▸ **TASK OBJECTIVE**
Copy out the entries exactly, from the first line to the last.

____

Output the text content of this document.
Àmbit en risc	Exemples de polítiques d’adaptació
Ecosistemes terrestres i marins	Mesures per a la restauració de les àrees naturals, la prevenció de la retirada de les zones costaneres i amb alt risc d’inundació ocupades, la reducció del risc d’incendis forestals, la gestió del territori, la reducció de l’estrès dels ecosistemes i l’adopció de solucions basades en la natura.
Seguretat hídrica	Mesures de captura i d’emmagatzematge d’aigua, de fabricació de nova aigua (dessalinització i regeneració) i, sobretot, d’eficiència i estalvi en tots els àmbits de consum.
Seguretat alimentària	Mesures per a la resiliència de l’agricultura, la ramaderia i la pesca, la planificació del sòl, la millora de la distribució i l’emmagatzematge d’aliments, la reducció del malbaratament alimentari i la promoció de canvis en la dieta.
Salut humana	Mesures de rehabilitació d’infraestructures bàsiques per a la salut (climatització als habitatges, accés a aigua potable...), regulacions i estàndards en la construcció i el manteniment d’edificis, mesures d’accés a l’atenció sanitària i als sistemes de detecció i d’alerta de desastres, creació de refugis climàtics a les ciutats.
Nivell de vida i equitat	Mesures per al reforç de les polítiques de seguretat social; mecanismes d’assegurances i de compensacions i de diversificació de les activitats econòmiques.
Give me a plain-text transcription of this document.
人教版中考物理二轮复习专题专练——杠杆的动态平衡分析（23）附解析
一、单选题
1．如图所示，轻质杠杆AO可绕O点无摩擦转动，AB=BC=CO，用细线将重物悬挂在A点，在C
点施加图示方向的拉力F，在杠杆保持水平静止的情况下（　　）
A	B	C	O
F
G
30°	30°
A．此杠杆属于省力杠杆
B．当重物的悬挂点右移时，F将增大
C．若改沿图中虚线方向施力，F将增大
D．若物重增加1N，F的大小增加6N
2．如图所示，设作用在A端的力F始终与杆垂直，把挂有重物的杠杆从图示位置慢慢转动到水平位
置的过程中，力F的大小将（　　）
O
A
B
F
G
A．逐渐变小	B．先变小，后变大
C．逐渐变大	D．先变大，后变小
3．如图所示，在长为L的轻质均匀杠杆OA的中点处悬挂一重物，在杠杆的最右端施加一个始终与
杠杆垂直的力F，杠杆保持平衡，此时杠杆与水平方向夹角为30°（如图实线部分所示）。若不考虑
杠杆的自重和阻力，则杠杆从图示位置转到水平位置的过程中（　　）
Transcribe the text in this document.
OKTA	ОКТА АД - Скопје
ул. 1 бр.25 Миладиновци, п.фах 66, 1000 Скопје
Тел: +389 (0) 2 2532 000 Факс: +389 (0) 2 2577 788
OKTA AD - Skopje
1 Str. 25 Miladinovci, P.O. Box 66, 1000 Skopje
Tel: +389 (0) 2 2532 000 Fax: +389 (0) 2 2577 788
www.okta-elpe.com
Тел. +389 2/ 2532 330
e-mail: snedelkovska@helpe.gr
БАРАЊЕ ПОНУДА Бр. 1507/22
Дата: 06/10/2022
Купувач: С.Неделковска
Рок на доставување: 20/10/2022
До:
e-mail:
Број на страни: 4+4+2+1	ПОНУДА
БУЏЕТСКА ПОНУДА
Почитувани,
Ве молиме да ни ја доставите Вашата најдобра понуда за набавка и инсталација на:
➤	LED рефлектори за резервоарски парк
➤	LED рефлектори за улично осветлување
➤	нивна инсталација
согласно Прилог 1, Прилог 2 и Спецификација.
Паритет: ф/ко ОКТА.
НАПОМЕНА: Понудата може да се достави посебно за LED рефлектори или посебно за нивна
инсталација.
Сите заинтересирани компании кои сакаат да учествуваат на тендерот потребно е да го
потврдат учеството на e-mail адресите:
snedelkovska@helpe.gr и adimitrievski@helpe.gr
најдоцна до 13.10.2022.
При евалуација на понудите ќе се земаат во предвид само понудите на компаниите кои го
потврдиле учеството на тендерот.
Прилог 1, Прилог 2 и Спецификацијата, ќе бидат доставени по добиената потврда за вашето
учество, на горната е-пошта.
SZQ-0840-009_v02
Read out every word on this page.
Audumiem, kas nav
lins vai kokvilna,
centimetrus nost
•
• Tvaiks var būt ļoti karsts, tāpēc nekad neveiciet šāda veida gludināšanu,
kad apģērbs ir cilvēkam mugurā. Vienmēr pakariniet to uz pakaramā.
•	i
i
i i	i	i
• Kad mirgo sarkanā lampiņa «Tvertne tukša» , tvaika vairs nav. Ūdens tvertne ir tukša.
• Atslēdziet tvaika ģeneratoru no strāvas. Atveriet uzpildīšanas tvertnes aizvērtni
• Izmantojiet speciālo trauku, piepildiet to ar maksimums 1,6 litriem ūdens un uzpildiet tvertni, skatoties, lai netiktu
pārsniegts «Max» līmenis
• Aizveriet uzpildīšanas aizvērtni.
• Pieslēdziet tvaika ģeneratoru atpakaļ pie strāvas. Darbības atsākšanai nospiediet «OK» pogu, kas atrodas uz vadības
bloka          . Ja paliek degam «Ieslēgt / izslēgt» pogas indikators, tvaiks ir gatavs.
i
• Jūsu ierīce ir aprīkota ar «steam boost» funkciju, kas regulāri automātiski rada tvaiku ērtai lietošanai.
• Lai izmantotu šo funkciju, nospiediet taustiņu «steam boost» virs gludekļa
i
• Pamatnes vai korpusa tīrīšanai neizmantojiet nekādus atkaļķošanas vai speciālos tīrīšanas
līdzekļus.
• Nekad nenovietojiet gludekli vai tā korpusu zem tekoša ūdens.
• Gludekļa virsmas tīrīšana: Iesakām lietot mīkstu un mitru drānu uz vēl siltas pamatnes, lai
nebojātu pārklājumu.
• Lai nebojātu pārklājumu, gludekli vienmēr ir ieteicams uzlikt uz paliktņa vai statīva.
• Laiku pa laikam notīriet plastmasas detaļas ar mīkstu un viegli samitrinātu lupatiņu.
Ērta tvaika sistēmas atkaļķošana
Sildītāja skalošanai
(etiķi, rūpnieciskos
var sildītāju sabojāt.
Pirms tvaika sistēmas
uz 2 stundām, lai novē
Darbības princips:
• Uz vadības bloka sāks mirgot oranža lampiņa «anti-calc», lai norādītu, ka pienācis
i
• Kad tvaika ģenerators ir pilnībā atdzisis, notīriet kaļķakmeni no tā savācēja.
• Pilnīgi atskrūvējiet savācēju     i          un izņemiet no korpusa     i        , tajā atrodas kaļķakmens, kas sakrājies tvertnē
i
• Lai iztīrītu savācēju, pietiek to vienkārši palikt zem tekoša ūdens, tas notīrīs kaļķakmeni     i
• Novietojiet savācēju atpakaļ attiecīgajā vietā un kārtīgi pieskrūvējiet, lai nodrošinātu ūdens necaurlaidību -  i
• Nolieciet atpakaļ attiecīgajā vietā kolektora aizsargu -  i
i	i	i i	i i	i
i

____

▸ **OUTPUT OF THE TASK**
Output the text content of this document.
Àmbit en risc	Exemples de polítiques d’adaptació
Ecosistemes terrestres i marins	Mesures per a la restauració de les àrees naturals, la prevenció de la retirada de les zones costaneres i amb alt risc d’inundació ocupades, la reducció del risc d’incendis forestals, la gestió del territori, la reducció de l’estrès dels ecosistemes i l’adopció de solucions basades en la natura.
Seguretat hídrica	Mesures de captura i d’emmagatzematge d’aigua, de fabricació de nova aigua (dessalinització i regeneració) i, sobretot, d’eficiència i estalvi en tots els àmbits de consum.
Seguretat alimentària	Mesures per a la resiliència de l’agricultura, la ramaderia i la pesca, la planificació del sòl, la millora de la distribució i l’emmagatzematge d’aliments, la reducció del malbaratament alimentari i la promoció de canvis en la dieta.
Salut humana	Mesures de rehabilitació d’infraestructures bàsiques per a la salut (climatització als habitatges, accés a aigua potable...), regulacions i estàndards en la construcció i el manteniment d’edificis, mesures d’accés a l’atenció sanitària i als sistemes de detecció i d’alerta de desastres, creació de refugis climàtics a les ciutats.
Nivell de vida i equitat	Mesures per al reforç de les polítiques de seguretat social; mecanismes d’assegurances i de compensacions i de diversificació de les activitats econòmiques.
Give me a plain-text transcription of this document.
人教版中考物理二轮复习专题专练——杠杆的动态平衡分析（23）附解析
一、单选题
1．如图所示，轻质杠杆AO可绕O点无摩擦转动，AB=BC=CO，用细线将重物悬挂在A点，在C
点施加图示方向的拉力F，在杠杆保持水平静止的情况下（　　）
A	B	C	O
F
G
30°	30°
A．此杠杆属于省力杠杆
B．当重物的悬挂点右移时，F将增大
C．若改沿图中虚线方向施力，F将增大
D．若物重增加1N，F的大小增加6N
2．如图所示，设作用在A端的力F始终与杆垂直，把挂有重物的杠杆从图示位置慢慢转动到水平位
置的过程中，力F的大小将（　　）
O
A
B
F
G
A．逐渐变小	B．先变小，后变大
C．逐渐变大	D．先变大，后变小
3．如图所示，在长为L的轻质均匀杠杆OA的中点处悬挂一重物，在杠杆的最右端施加一个始终与
杠杆垂直的力F，杠杆保持平衡，此时杠杆与水平方向夹角为30°（如图实线部分所示）。若不考虑
杠杆的自重和阻力，则杠杆从图示位置转到水平位置的过程中（　　）
Transcribe the text in this document.
OKTA	ОКТА АД - Скопје
ул. 1 бр.25 Миладиновци, п.фах 66, 1000 Скопје
Тел: +389 (0) 2 2532 000 Факс: +389 (0) 2 2577 788
OKTA AD - Skopje
1 Str. 25 Miladinovci, P.O. Box 66, 1000 Skopje
Tel: +389 (0) 2 2532 000 Fax: +389 (0) 2 2577 788
www.okta-elpe.com
Тел. +389 2/ 2532 330
e-mail: snedelkovska@helpe.gr
БАРАЊЕ ПОНУДА Бр. 1507/22
Дата: 06/10/2022
Купувач: С.Неделковска
Рок на доставување: 20/10/2022
До:
e-mail:
Број на страни: 4+4+2+1	ПОНУДА
БУЏЕТСКА ПОНУДА
Почитувани,
Ве молиме да ни ја доставите Вашата најдобра понуда за набавка и инсталација на:
➤	LED рефлектори за резервоарски парк
➤	LED рефлектори за улично осветлување
➤	нивна инсталација
согласно Прилог 1, Прилог 2 и Спецификација.
Паритет: ф/ко ОКТА.
НАПОМЕНА: Понудата може да се достави посебно за LED рефлектори или посебно за нивна
инсталација.
Сите заинтересирани компании кои сакаат да учествуваат на тендерот потребно е да го
потврдат учеството на e-mail адресите:
snedelkovska@helpe.gr и adimitrievski@helpe.gr
најдоцна до 13.10.2022.
При евалуација на понудите ќе се земаат во предвид само понудите на компаниите кои го
потврдиле учеството на тендерот.
Прилог 1, Прилог 2 и Спецификацијата, ќе бидат доставени по добиената потврда за вашето
учество, на горната е-пошта.
SZQ-0840-009_v02
Read out every word on this page.
Audumiem, kas nav
lins vai kokvilna,
centimetrus nost
•
• Tvaiks var būt ļoti karsts, tāpēc nekad neveiciet šāda veida gludināšanu,
kad apģērbs ir cilvēkam mugurā. Vienmēr pakariniet to uz pakaramā.
•	i
i
i i	i	i
• Kad mirgo sarkanā lampiņa «Tvertne tukša» , tvaika vairs nav. Ūdens tvertne ir tukša.
• Atslēdziet tvaika ģeneratoru no strāvas. Atveriet uzpildīšanas tvertnes aizvērtni
• Izmantojiet speciālo trauku, piepildiet to ar maksimums 1,6 litriem ūdens un uzpildiet tvertni, skatoties, lai netiktu
pārsniegts «Max» līmenis
• Aizveriet uzpildīšanas aizvērtni.
• Pieslēdziet tvaika ģeneratoru atpakaļ pie strāvas. Darbības atsākšanai nospiediet «OK» pogu, kas atrodas uz vadības
bloka          . Ja paliek degam «Ieslēgt / izslēgt» pogas indikators, tvaiks ir gatavs.
i
• Jūsu ierīce ir aprīkota ar «steam boost» funkciju, kas regulāri automātiski rada tvaiku ērtai lietošanai.
• Lai izmantotu šo funkciju, nospiediet taustiņu «steam boost» virs gludekļa
i
• Pamatnes vai korpusa tīrīšanai neizmantojiet nekādus atkaļķošanas vai speciālos tīrīšanas
līdzekļus.
• Nekad nenovietojiet gludekli vai tā korpusu zem tekoša ūdens.
• Gludekļa virsmas tīrīšana: Iesakām lietot mīkstu un mitru drānu uz vēl siltas pamatnes, lai
nebojātu pārklājumu.
• Lai nebojātu pārklājumu, gludekli vienmēr ir ieteicams uzlikt uz paliktņa vai statīva.
• Laiku pa laikam notīriet plastmasas detaļas ar mīkstu un viegli samitrinātu lupatiņu.
Ērta tvaika sistēmas atkaļķošana
Sildītāja skalošanai
(etiķi, rūpnieciskos
var sildītāju sabojāt.
Pirms tvaika sistēmas
uz 2 stundām, lai novē
Darbības princips:
• Uz vadības bloka sāks mirgot oranža lampiņa «anti-calc», lai norādītu, ka pienācis
i
• Kad tvaika ģenerators ir pilnībā atdzisis, notīriet kaļķakmeni no tā savācēja.
• Pilnīgi atskrūvējiet savācēju     i          un izņemiet no korpusa     i        , tajā atrodas kaļķakmens, kas sakrājies tvertnē
i
• Lai iztīrītu savācēju, pietiek to vienkārši palikt zem tekoša ūdens, tas notīrīs kaļķakmeni     i
• Novietojiet savācēju atpakaļ attiecīgajā vietā un kārtīgi pieskrūvējiet, lai nodrošinātu ūdens necaurlaidību -  i
• Nolieciet atpakaļ attiecīgajā vietā kolektora aizsargu -  i
i	i	i i	i i	i
i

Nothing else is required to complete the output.